Given request >>
Repeat what the lines below say, word for word, and skip every image.

- - -

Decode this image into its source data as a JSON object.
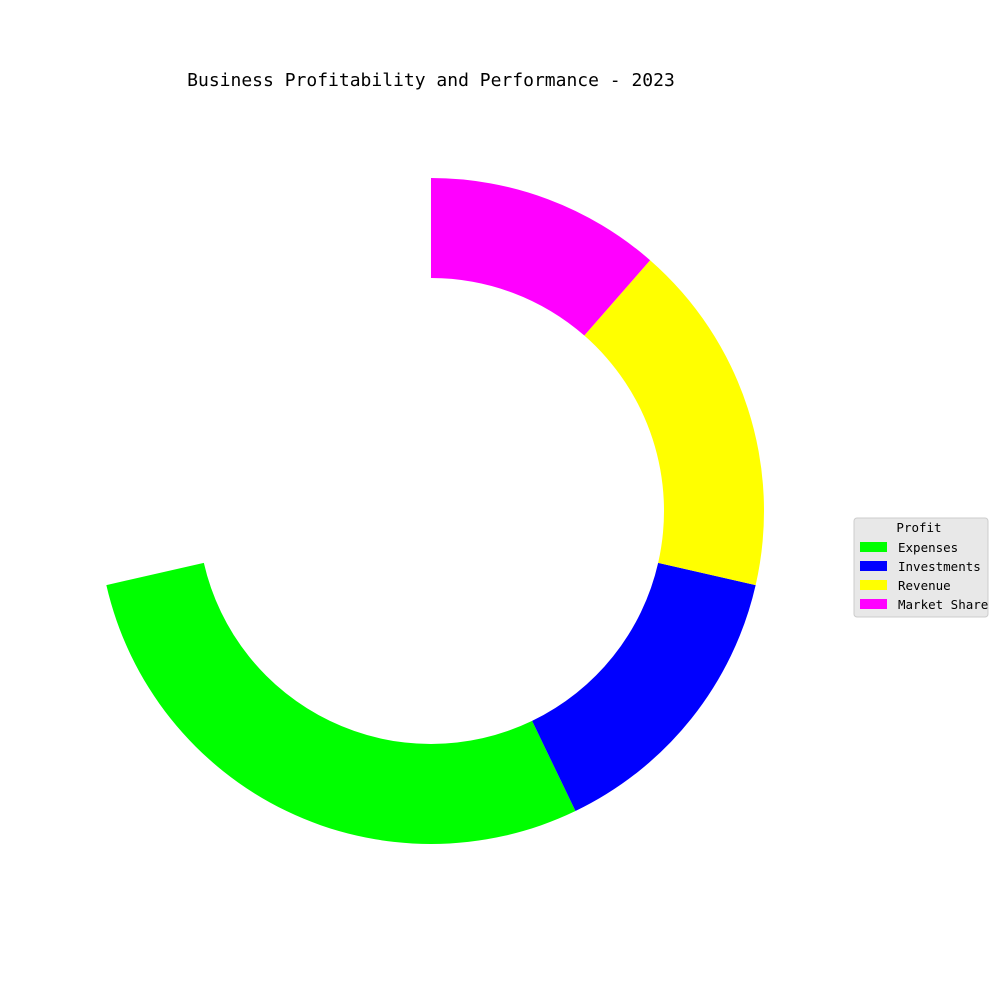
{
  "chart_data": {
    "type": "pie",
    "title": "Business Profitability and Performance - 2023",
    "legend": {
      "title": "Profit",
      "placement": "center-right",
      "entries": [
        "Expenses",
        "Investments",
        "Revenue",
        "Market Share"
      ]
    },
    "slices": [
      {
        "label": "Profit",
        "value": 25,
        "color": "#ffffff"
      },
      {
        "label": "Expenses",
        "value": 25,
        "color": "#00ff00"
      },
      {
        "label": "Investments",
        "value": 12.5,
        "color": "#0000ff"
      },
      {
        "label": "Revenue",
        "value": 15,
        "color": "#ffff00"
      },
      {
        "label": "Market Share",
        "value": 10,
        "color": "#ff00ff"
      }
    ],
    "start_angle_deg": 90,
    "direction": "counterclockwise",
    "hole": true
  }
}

- - -

In response >>
Decode this image into its source data as a JSON object.
{
  "chart_data": {
    "type": "pie",
    "title": "Business Profitability and Performance - 2023",
    "legend": {
      "title": "Profit",
      "placement": "center-right",
      "entries": [
        "Expenses",
        "Investments",
        "Revenue",
        "Market Share"
      ]
    },
    "slices": [
      {
        "label": "Profit",
        "value": 25,
        "color": "#ffffff"
      },
      {
        "label": "Expenses",
        "value": 25,
        "color": "#00ff00"
      },
      {
        "label": "Investments",
        "value": 12.5,
        "color": "#0000ff"
      },
      {
        "label": "Revenue",
        "value": 15,
        "color": "#ffff00"
      },
      {
        "label": "Market Share",
        "value": 10,
        "color": "#ff00ff"
      }
    ],
    "start_angle_deg": 90,
    "direction": "counterclockwise",
    "hole": true
  }
}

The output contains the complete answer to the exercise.